» What the task asks:
Quote word for word the lines starting at the line with "What text is on this page?" and ending at the final line of the entries. Leave out any pictures.

» Input for this task:
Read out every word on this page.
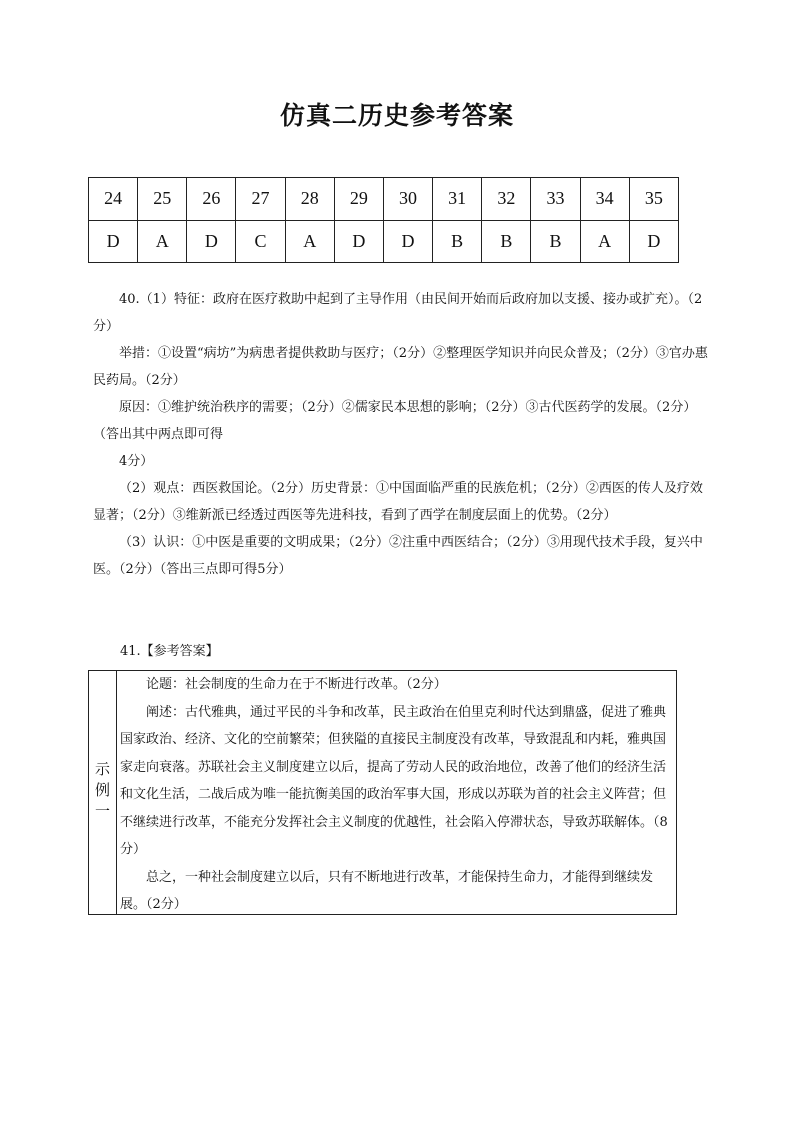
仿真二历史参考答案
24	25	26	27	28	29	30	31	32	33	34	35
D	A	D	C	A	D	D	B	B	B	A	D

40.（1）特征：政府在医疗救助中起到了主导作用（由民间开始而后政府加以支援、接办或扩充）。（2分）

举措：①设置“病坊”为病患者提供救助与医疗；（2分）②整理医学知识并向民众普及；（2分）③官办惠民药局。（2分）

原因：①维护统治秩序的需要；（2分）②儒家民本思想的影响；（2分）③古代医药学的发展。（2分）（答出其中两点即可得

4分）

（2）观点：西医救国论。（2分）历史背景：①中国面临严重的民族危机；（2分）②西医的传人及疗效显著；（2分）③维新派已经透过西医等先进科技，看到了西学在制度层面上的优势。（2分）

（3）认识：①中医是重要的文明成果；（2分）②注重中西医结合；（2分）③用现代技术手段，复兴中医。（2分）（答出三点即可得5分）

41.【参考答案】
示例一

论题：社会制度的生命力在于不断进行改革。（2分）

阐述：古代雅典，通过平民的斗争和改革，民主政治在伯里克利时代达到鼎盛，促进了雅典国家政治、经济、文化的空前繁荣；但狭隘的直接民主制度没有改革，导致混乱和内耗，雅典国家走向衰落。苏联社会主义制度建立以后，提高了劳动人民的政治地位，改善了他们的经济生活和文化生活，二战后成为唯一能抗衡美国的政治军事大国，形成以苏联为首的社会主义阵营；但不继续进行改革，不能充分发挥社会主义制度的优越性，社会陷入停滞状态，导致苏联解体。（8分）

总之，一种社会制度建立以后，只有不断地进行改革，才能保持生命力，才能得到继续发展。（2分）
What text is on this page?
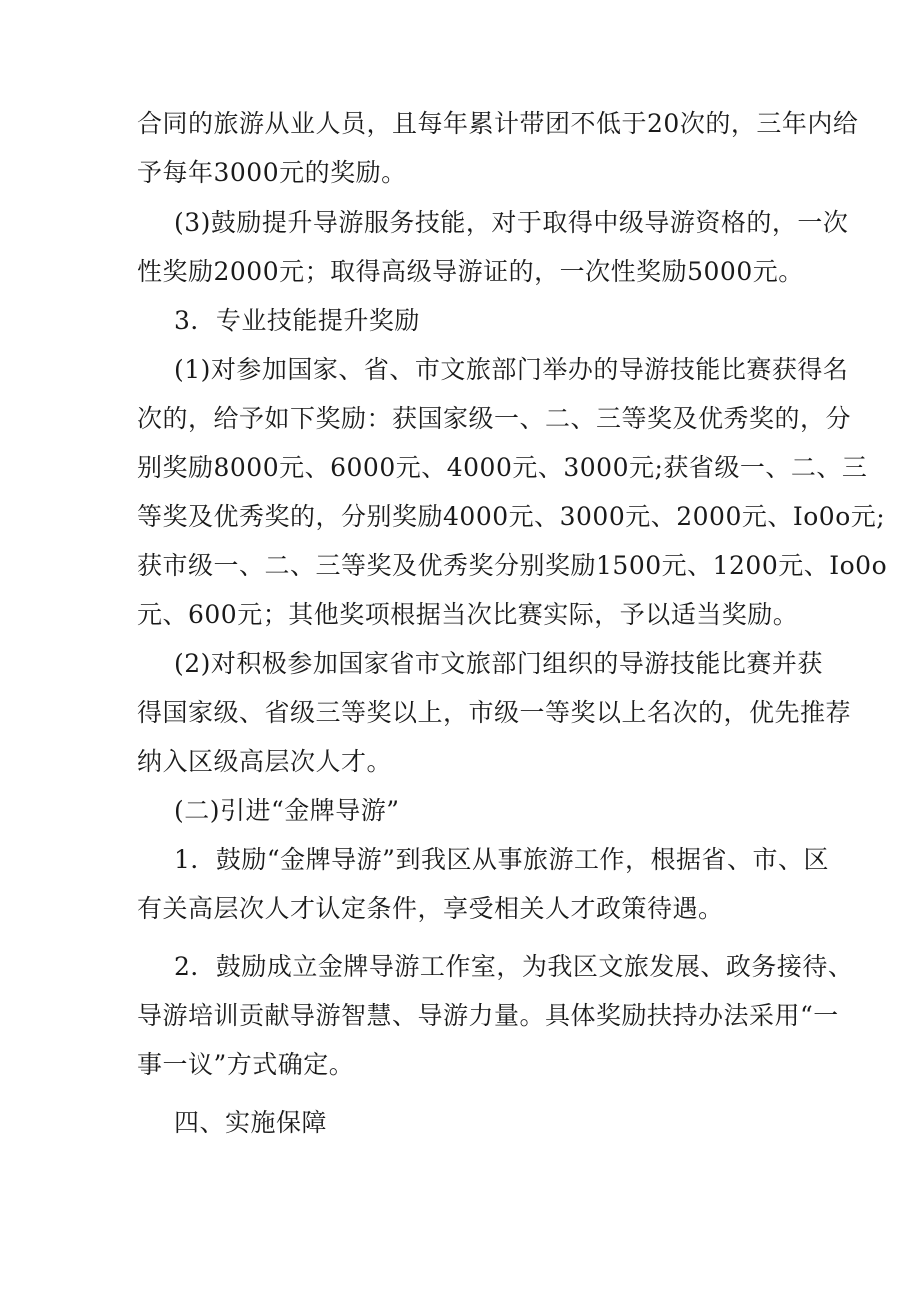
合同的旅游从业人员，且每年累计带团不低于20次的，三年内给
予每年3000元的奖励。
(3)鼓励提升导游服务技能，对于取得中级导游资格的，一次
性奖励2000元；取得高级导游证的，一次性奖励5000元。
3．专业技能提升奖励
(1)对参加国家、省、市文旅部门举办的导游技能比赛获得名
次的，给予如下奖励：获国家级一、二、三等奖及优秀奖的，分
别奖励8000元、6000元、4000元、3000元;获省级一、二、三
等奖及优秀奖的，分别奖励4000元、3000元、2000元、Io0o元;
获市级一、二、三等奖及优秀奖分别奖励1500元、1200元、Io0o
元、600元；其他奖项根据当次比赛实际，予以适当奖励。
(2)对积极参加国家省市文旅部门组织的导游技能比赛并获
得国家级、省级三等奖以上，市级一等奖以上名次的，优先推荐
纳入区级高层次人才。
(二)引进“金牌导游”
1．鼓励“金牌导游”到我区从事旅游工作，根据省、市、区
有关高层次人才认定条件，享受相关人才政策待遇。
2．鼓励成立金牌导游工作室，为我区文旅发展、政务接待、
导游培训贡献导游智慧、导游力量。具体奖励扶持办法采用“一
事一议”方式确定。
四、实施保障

» Task result:
What text is on this page?
合同的旅游从业人员，且每年累计带团不低于20次的，三年内给
予每年3000元的奖励。
(3)鼓励提升导游服务技能，对于取得中级导游资格的，一次
性奖励2000元；取得高级导游证的，一次性奖励5000元。
3．专业技能提升奖励
(1)对参加国家、省、市文旅部门举办的导游技能比赛获得名
次的，给予如下奖励：获国家级一、二、三等奖及优秀奖的，分
别奖励8000元、6000元、4000元、3000元;获省级一、二、三
等奖及优秀奖的，分别奖励4000元、3000元、2000元、Io0o元;
获市级一、二、三等奖及优秀奖分别奖励1500元、1200元、Io0o
元、600元；其他奖项根据当次比赛实际，予以适当奖励。
(2)对积极参加国家省市文旅部门组织的导游技能比赛并获
得国家级、省级三等奖以上，市级一等奖以上名次的，优先推荐
纳入区级高层次人才。
(二)引进“金牌导游”
1．鼓励“金牌导游”到我区从事旅游工作，根据省、市、区
有关高层次人才认定条件，享受相关人才政策待遇。
2．鼓励成立金牌导游工作室，为我区文旅发展、政务接待、
导游培训贡献导游智慧、导游力量。具体奖励扶持办法采用“一
事一议”方式确定。
四、实施保障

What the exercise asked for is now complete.